SET TASK: Output every entry exactly as written, skipping any pictures.

* start PROVIDED ENTRIES *

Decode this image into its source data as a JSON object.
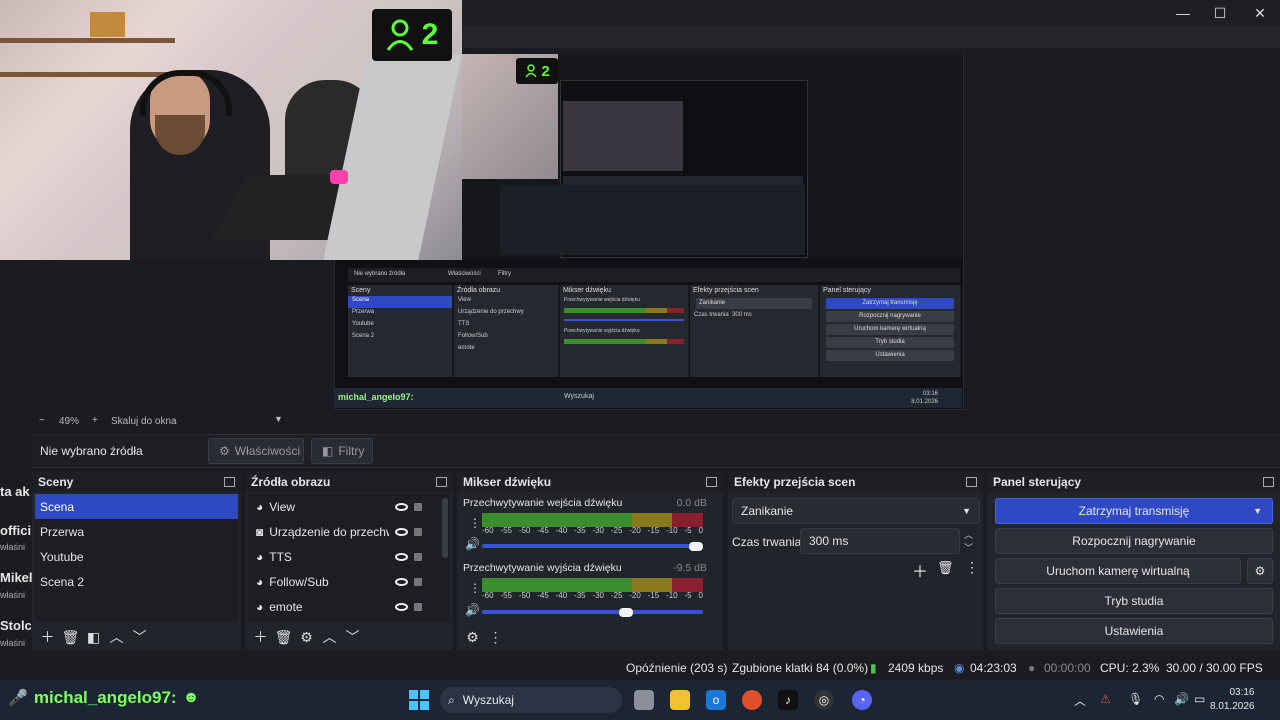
{
  "window": {
    "minimize_glyph": "—",
    "maximize_glyph": "☐",
    "close_glyph": "✕"
  },
  "overlay": {
    "viewer_count": "2",
    "mini_viewer_count": "2"
  },
  "chat_fragments": [
    "ta ak",
    "offici",
    "właśni",
    "Mikel",
    "właśni",
    "Stolc",
    "właśni"
  ],
  "zoom": {
    "minus": "−",
    "percent": "49%",
    "plus": "+",
    "scale_mode": "Skaluj do okna"
  },
  "source_bar": {
    "no_source": "Nie wybrano źródła",
    "properties": "Właściwości",
    "filters": "Filtry"
  },
  "scenes": {
    "title": "Sceny",
    "items": [
      "Scena",
      "Przerwa",
      "Youtube",
      "Scena 2"
    ],
    "selected": "Scena"
  },
  "sources": {
    "title": "Źródła obrazu",
    "items": [
      "View",
      "Urządzenie do przechwy",
      "TTS",
      "Follow/Sub",
      "emote"
    ]
  },
  "mixer": {
    "title": "Mikser dźwięku",
    "tracks": [
      {
        "name": "Przechwytywanie wejścia dźwięku",
        "db": "0.0 dB",
        "level": 0.98
      },
      {
        "name": "Przechwytywanie wyjścia dźwięku",
        "db": "-9.5 dB",
        "level": 0.65
      }
    ],
    "ticks": [
      "-60",
      "-55",
      "-50",
      "-45",
      "-40",
      "-35",
      "-30",
      "-25",
      "-20",
      "-15",
      "-10",
      "-5",
      "0"
    ]
  },
  "transitions": {
    "title": "Efekty przejścia scen",
    "selected": "Zanikanie",
    "duration_label": "Czas trwania",
    "duration_value": "300 ms"
  },
  "controls": {
    "title": "Panel sterujący",
    "stop_stream": "Zatrzymaj transmisję",
    "start_recording": "Rozpocznij nagrywanie",
    "virtual_camera": "Uruchom kamerę wirtualną",
    "studio_mode": "Tryb studia",
    "settings": "Ustawienia"
  },
  "status": {
    "delay": "Opóźnienie (203 s)",
    "dropped": "Zgubione klatki 84 (0.0%)",
    "bitrate": "2409 kbps",
    "stream_time": "04:23:03",
    "record_time": "00:00:00",
    "cpu": "CPU: 2.3%",
    "fps": "30.00 / 30.00 FPS"
  },
  "taskbar": {
    "user_tag": "michal_angelo97:",
    "search_placeholder": "Wyszukaj",
    "time": "03:16",
    "date": "8.01.2026"
  },
  "mini": {
    "no_source": "Nie wybrano źródła",
    "properties": "Właściwości",
    "filters": "Filtry",
    "scenes_title": "Sceny",
    "sources_title": "Źródła obrazu",
    "mixer_title": "Mikser dźwięku",
    "transitions_title": "Efekty przejścia scen",
    "controls_title": "Panel sterujący",
    "user_tag": "michal_angelo97:",
    "search": "Wyszukaj",
    "time": "03:16",
    "date": "8.01.2026"
  },
  "colors": {
    "accent": "#2f49c5",
    "meter_green": "#3b8e2d",
    "meter_yellow": "#8a7a1e",
    "meter_red": "#8a1f2f",
    "viewer_green": "#5dfc3c"
  }
}
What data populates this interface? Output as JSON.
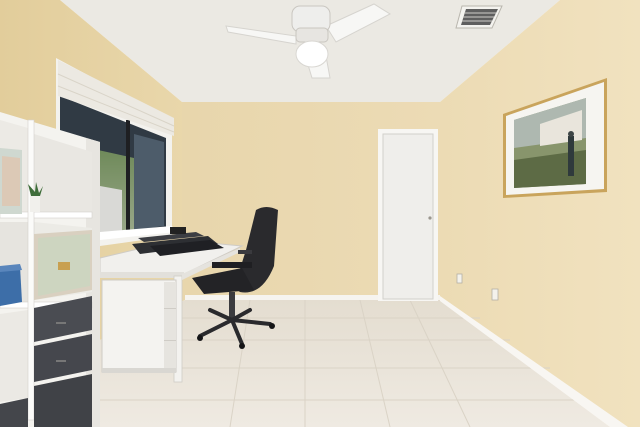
{
  "scene": {
    "colors": {
      "ceiling": "#eceae4",
      "wall_back": "#ead9b1",
      "wall_left": "#e7d4a6",
      "wall_right": "#efdfb9",
      "floor": "#ebe5db",
      "baseboard": "#f7f5f0",
      "door": "#f2f1ee",
      "shelf": "#f4f3ef",
      "drawer_dark": "#4a4c52",
      "desk_top": "#f2f1ee",
      "chair": "#2b2b2e",
      "frame": "#c9a45c"
    },
    "icons": [
      "ceiling-fan-icon",
      "air-vent-icon",
      "power-outlet-icon"
    ]
  }
}
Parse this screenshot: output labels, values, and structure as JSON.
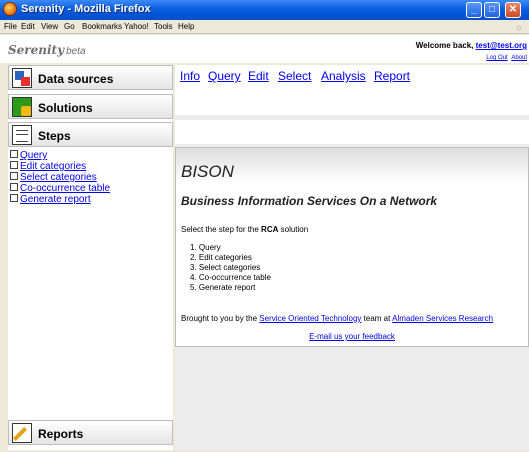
{
  "window": {
    "title": "Serenity - Mozilla Firefox"
  },
  "menu": [
    "File",
    "Edit",
    "View",
    "Go",
    "Bookmarks",
    "Yahoo!",
    "Tools",
    "Help"
  ],
  "header": {
    "brand": "Serenity",
    "brand_suffix": "beta",
    "welcome_prefix": "Welcome back,",
    "user": "test@test.org",
    "logout": "Log Out",
    "about": "About"
  },
  "sidebar": {
    "data_sources": "Data sources",
    "solutions": "Solutions",
    "steps": "Steps",
    "reports": "Reports",
    "step_items": [
      "Query",
      "Edit categories",
      "Select categories",
      "Co-occurrence table",
      "Generate report"
    ]
  },
  "tabs": [
    "Info",
    "Query",
    "Edit",
    "Select",
    "Analysis",
    "Report"
  ],
  "content": {
    "title": "BISON",
    "subtitle": "Business Information Services On a Network",
    "intro_prefix": "Select the step for the ",
    "intro_strong": "RCA",
    "intro_suffix": " solution",
    "steps": [
      "1.  Query",
      "2.  Edit categories",
      "3.  Select categories",
      "4.  Co-occurrence table",
      "5.  Generate report"
    ],
    "credits_prefix": "Brought to you by the ",
    "credits_link1": "Service Oriented Technology",
    "credits_mid": " team at ",
    "credits_link2": "Almaden Services Research",
    "feedback": "E-mail us your feedback"
  }
}
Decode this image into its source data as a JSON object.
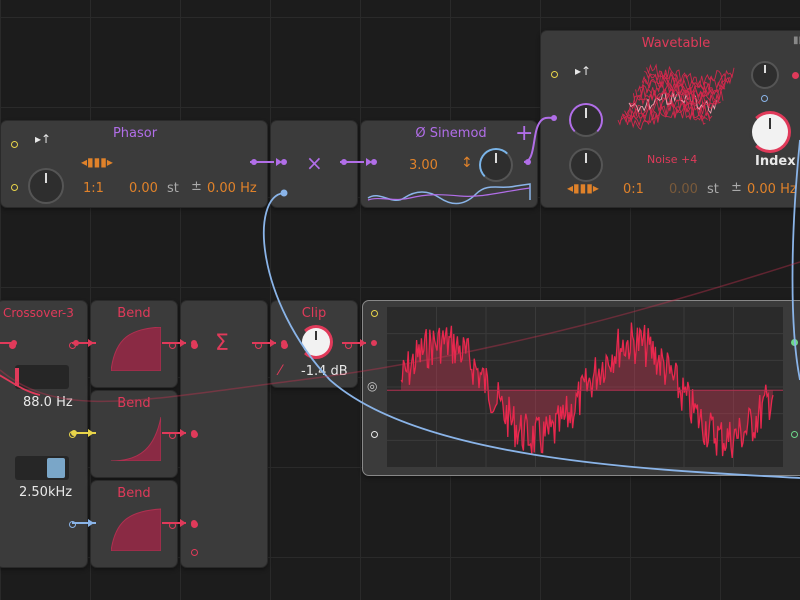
{
  "phasor": {
    "title": "Phasor",
    "ratio": "1:1",
    "offset": "0.00",
    "unit_st": "st",
    "pm": "±",
    "freq": "0.00 Hz"
  },
  "multiply": {
    "symbol": "×"
  },
  "sinemod": {
    "title": "Ø Sinemod",
    "plus": "+",
    "value": "3.00",
    "arrows": "↕"
  },
  "wavetable": {
    "title": "Wavetable",
    "preset": "Noise +4",
    "index_label": "Index",
    "ratio": "0:1",
    "offset": "0.00",
    "unit_st": "st",
    "pm": "±",
    "freq": "0.00 Hz"
  },
  "crossover": {
    "title": "Crossover-3",
    "freq_low": "88.0 Hz",
    "freq_high": "2.50kHz"
  },
  "bend1": {
    "title": "Bend"
  },
  "bend2": {
    "title": "Bend"
  },
  "bend3": {
    "title": "Bend"
  },
  "sum": {
    "symbol": "Σ"
  },
  "clip": {
    "title": "Clip",
    "value": "-1.4 dB"
  },
  "colors": {
    "purple": "#b16ee8",
    "red": "#e03a5a",
    "orange": "#e0822a",
    "blue": "#8ab4e8",
    "yellow": "#e8d44a",
    "green": "#6ed88a"
  }
}
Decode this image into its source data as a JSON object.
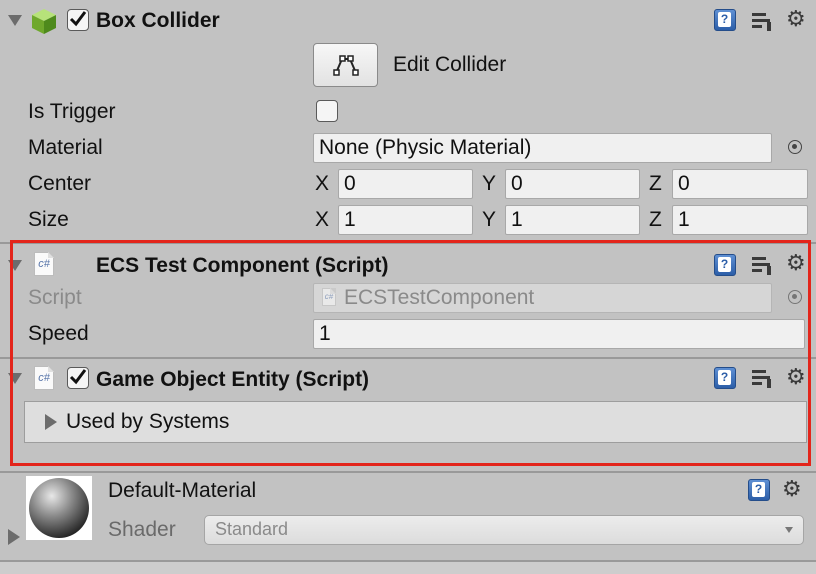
{
  "box_collider": {
    "title": "Box Collider",
    "enabled": true,
    "edit_collider_label": "Edit Collider",
    "is_trigger_label": "Is Trigger",
    "is_trigger": false,
    "material_label": "Material",
    "material_value": "None (Physic Material)",
    "center_label": "Center",
    "center": {
      "x_label": "X",
      "x": "0",
      "y_label": "Y",
      "y": "0",
      "z_label": "Z",
      "z": "0"
    },
    "size_label": "Size",
    "size": {
      "x_label": "X",
      "x": "1",
      "y_label": "Y",
      "y": "1",
      "z_label": "Z",
      "z": "1"
    }
  },
  "ecs_test_component": {
    "title": "ECS Test Component (Script)",
    "icon_text": "c#",
    "script_label": "Script",
    "script_value": "ECSTestComponent",
    "speed_label": "Speed",
    "speed_value": "1"
  },
  "game_object_entity": {
    "title": "Game Object Entity (Script)",
    "icon_text": "c#",
    "enabled": true,
    "used_by_systems_label": "Used by Systems"
  },
  "material": {
    "title": "Default-Material",
    "shader_label": "Shader",
    "shader_value": "Standard"
  },
  "icons": {
    "help": "help-icon",
    "preset": "preset-icon",
    "settings": "gear-icon",
    "help_glyph": "?",
    "gear_glyph": "⚙"
  },
  "colors": {
    "inspector_bg": "#c2c2c2",
    "highlight": "#e3251b",
    "help_blue": "#2c5ea8"
  }
}
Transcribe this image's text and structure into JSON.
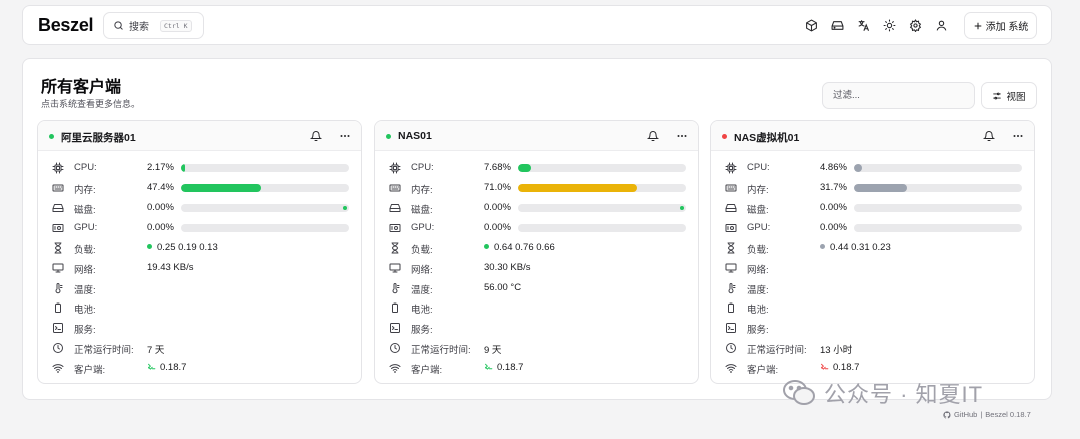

* end PROVIDED ENTRIES *

SOLUTION FOR THIS PROBLEM:
Decode this image into its source data as a JSON object.
{
  "window": {
    "minimize_glyph": "—",
    "maximize_glyph": "☐",
    "close_glyph": "✕"
  },
  "overlay": {
    "viewer_count": "2",
    "mini_viewer_count": "2"
  },
  "chat_fragments": [
    "ta ak",
    "offici",
    "właśni",
    "Mikel",
    "właśni",
    "Stolc",
    "właśni"
  ],
  "zoom": {
    "minus": "−",
    "percent": "49%",
    "plus": "+",
    "scale_mode": "Skaluj do okna"
  },
  "source_bar": {
    "no_source": "Nie wybrano źródła",
    "properties": "Właściwości",
    "filters": "Filtry"
  },
  "scenes": {
    "title": "Sceny",
    "items": [
      "Scena",
      "Przerwa",
      "Youtube",
      "Scena 2"
    ],
    "selected": "Scena"
  },
  "sources": {
    "title": "Źródła obrazu",
    "items": [
      "View",
      "Urządzenie do przechwy",
      "TTS",
      "Follow/Sub",
      "emote"
    ]
  },
  "mixer": {
    "title": "Mikser dźwięku",
    "tracks": [
      {
        "name": "Przechwytywanie wejścia dźwięku",
        "db": "0.0 dB",
        "level": 0.98
      },
      {
        "name": "Przechwytywanie wyjścia dźwięku",
        "db": "-9.5 dB",
        "level": 0.65
      }
    ],
    "ticks": [
      "-60",
      "-55",
      "-50",
      "-45",
      "-40",
      "-35",
      "-30",
      "-25",
      "-20",
      "-15",
      "-10",
      "-5",
      "0"
    ]
  },
  "transitions": {
    "title": "Efekty przejścia scen",
    "selected": "Zanikanie",
    "duration_label": "Czas trwania",
    "duration_value": "300 ms"
  },
  "controls": {
    "title": "Panel sterujący",
    "stop_stream": "Zatrzymaj transmisję",
    "start_recording": "Rozpocznij nagrywanie",
    "virtual_camera": "Uruchom kamerę wirtualną",
    "studio_mode": "Tryb studia",
    "settings": "Ustawienia"
  },
  "status": {
    "delay": "Opóźnienie (203 s)",
    "dropped": "Zgubione klatki 84 (0.0%)",
    "bitrate": "2409 kbps",
    "stream_time": "04:23:03",
    "record_time": "00:00:00",
    "cpu": "CPU: 2.3%",
    "fps": "30.00 / 30.00 FPS"
  },
  "taskbar": {
    "user_tag": "michal_angelo97:",
    "search_placeholder": "Wyszukaj",
    "time": "03:16",
    "date": "8.01.2026"
  },
  "mini": {
    "no_source": "Nie wybrano źródła",
    "properties": "Właściwości",
    "filters": "Filtry",
    "scenes_title": "Sceny",
    "sources_title": "Źródła obrazu",
    "mixer_title": "Mikser dźwięku",
    "transitions_title": "Efekty przejścia scen",
    "controls_title": "Panel sterujący",
    "user_tag": "michal_angelo97:",
    "search": "Wyszukaj",
    "time": "03:16",
    "date": "8.01.2026"
  },
  "colors": {
    "accent": "#2f49c5",
    "meter_green": "#3b8e2d",
    "meter_yellow": "#8a7a1e",
    "meter_red": "#8a1f2f",
    "viewer_green": "#5dfc3c"
  }
}
What data populates this interface? Output as JSON.
{
  "scene": {
    "colors": {
      "ceiling": "#eceae4",
      "wall_back": "#ead9b1",
      "wall_left": "#e7d4a6",
      "wall_right": "#efdfb9",
      "floor": "#ebe5db",
      "baseboard": "#f7f5f0",
      "door": "#f2f1ee",
      "shelf": "#f4f3ef",
      "drawer_dark": "#4a4c52",
      "desk_top": "#f2f1ee",
      "chair": "#2b2b2e",
      "frame": "#c9a45c"
    },
    "icons": [
      "ceiling-fan-icon",
      "air-vent-icon",
      "power-outlet-icon"
    ]
  }
}
Parse this screenshot: output labels, values, and structure as JSON.
{
  "window": {
    "title": "Serenity - Mozilla Firefox"
  },
  "menu": [
    "File",
    "Edit",
    "View",
    "Go",
    "Bookmarks",
    "Yahoo!",
    "Tools",
    "Help"
  ],
  "header": {
    "brand": "Serenity",
    "brand_suffix": "beta",
    "welcome_prefix": "Welcome back,",
    "user": "test@test.org",
    "logout": "Log Out",
    "about": "About"
  },
  "sidebar": {
    "data_sources": "Data sources",
    "solutions": "Solutions",
    "steps": "Steps",
    "reports": "Reports",
    "step_items": [
      "Query",
      "Edit categories",
      "Select categories",
      "Co-occurrence table",
      "Generate report"
    ]
  },
  "tabs": [
    "Info",
    "Query",
    "Edit",
    "Select",
    "Analysis",
    "Report"
  ],
  "content": {
    "title": "BISON",
    "subtitle": "Business Information Services On a Network",
    "intro_prefix": "Select the step for the ",
    "intro_strong": "RCA",
    "intro_suffix": " solution",
    "steps": [
      "1.  Query",
      "2.  Edit categories",
      "3.  Select categories",
      "4.  Co-occurrence table",
      "5.  Generate report"
    ],
    "credits_prefix": "Brought to you by the ",
    "credits_link1": "Service Oriented Technology",
    "credits_mid": " team at ",
    "credits_link2": "Almaden Services Research",
    "feedback": "E-mail us your feedback"
  }
}
Decode this image into its source data as a JSON object.
{
  "phasor": {
    "title": "Phasor",
    "ratio": "1:1",
    "offset": "0.00",
    "unit_st": "st",
    "pm": "±",
    "freq": "0.00 Hz"
  },
  "multiply": {
    "symbol": "×"
  },
  "sinemod": {
    "title": "Ø Sinemod",
    "plus": "+",
    "value": "3.00",
    "arrows": "↕"
  },
  "wavetable": {
    "title": "Wavetable",
    "preset": "Noise +4",
    "index_label": "Index",
    "ratio": "0:1",
    "offset": "0.00",
    "unit_st": "st",
    "pm": "±",
    "freq": "0.00 Hz"
  },
  "crossover": {
    "title": "Crossover-3",
    "freq_low": "88.0 Hz",
    "freq_high": "2.50kHz"
  },
  "bend1": {
    "title": "Bend"
  },
  "bend2": {
    "title": "Bend"
  },
  "bend3": {
    "title": "Bend"
  },
  "sum": {
    "symbol": "Σ"
  },
  "clip": {
    "title": "Clip",
    "value": "-1.4 dB"
  },
  "colors": {
    "purple": "#b16ee8",
    "red": "#e03a5a",
    "orange": "#e0822a",
    "blue": "#8ab4e8",
    "yellow": "#e8d44a",
    "green": "#6ed88a"
  }
}
Decode this image into its source data as a JSON object.
{
  "box_collider": {
    "title": "Box Collider",
    "enabled": true,
    "edit_collider_label": "Edit Collider",
    "is_trigger_label": "Is Trigger",
    "is_trigger": false,
    "material_label": "Material",
    "material_value": "None (Physic Material)",
    "center_label": "Center",
    "center": {
      "x_label": "X",
      "x": "0",
      "y_label": "Y",
      "y": "0",
      "z_label": "Z",
      "z": "0"
    },
    "size_label": "Size",
    "size": {
      "x_label": "X",
      "x": "1",
      "y_label": "Y",
      "y": "1",
      "z_label": "Z",
      "z": "1"
    }
  },
  "ecs_test_component": {
    "title": "ECS Test Component (Script)",
    "icon_text": "c#",
    "script_label": "Script",
    "script_value": "ECSTestComponent",
    "speed_label": "Speed",
    "speed_value": "1"
  },
  "game_object_entity": {
    "title": "Game Object Entity (Script)",
    "icon_text": "c#",
    "enabled": true,
    "used_by_systems_label": "Used by Systems"
  },
  "material": {
    "title": "Default-Material",
    "shader_label": "Shader",
    "shader_value": "Standard"
  },
  "icons": {
    "help": "help-icon",
    "preset": "preset-icon",
    "settings": "gear-icon",
    "help_glyph": "?",
    "gear_glyph": "⚙"
  },
  "colors": {
    "inspector_bg": "#c2c2c2",
    "highlight": "#e3251b",
    "help_blue": "#2c5ea8"
  }
}
Transcribe this image's text and structure into JSON.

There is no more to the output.